> [TASK PROMPT]:
Pull out every line from the listing that has the word "ständigen".

> [EXERCISE MATERIAL]:
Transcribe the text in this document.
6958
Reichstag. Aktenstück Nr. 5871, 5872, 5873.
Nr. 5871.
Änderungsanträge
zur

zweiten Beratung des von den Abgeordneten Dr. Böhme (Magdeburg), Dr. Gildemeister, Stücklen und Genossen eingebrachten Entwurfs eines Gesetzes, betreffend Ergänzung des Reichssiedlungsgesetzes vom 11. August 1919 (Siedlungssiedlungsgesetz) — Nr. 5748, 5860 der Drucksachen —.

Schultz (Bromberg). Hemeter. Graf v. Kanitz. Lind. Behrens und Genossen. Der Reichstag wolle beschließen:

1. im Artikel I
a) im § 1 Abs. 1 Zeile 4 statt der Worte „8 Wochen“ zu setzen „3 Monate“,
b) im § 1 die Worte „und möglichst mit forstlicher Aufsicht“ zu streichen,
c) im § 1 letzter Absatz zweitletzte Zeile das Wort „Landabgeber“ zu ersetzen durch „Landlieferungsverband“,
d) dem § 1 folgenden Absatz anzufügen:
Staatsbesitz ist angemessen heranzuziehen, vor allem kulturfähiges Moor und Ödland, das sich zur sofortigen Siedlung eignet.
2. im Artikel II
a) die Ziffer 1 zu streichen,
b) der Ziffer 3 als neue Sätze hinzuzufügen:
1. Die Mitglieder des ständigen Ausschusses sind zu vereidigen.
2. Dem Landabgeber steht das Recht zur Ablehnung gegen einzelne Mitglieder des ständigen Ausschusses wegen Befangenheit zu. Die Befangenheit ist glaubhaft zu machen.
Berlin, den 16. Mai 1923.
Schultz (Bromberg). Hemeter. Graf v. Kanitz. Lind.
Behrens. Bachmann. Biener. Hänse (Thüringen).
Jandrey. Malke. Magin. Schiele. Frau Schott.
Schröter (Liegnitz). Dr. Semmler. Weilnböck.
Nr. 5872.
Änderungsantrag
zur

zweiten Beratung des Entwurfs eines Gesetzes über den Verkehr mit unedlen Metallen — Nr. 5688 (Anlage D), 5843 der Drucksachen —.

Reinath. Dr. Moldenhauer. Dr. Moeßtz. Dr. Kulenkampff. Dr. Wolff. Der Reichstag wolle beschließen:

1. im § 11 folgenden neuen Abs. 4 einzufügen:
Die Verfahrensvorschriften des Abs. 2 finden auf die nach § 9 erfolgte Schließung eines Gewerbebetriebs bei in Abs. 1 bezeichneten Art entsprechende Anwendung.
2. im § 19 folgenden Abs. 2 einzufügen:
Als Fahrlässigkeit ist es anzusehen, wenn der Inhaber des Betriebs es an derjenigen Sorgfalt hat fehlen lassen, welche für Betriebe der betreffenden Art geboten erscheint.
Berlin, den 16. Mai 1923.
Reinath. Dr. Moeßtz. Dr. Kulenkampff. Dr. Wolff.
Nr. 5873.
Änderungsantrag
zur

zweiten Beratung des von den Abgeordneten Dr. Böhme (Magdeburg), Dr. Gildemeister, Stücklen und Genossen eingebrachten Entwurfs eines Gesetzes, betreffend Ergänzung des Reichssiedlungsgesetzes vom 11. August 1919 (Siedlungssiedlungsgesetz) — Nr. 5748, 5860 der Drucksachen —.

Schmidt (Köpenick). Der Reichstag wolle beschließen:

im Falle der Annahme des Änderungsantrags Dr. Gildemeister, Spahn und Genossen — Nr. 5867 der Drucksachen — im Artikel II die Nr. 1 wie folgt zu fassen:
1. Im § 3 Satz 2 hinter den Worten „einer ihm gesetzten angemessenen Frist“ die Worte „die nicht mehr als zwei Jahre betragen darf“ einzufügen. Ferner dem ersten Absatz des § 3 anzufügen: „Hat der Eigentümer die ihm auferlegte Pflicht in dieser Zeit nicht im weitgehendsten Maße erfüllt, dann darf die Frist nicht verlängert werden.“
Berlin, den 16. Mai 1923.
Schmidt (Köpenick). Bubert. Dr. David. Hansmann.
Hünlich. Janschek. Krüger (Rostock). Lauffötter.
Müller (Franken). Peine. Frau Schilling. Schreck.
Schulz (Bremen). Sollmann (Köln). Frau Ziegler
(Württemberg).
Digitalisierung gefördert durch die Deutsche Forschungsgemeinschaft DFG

> [WRITTEN REPLY]:
1. Die Mitglieder des ständigen Ausschusses sind zu vereidigen.
2. Dem Landabgeber steht das Recht zur Ablehnung gegen einzelne Mitglieder des ständigen Ausschusses wegen Befangenheit zu. Die Befangenheit ist glaubhaft zu machen.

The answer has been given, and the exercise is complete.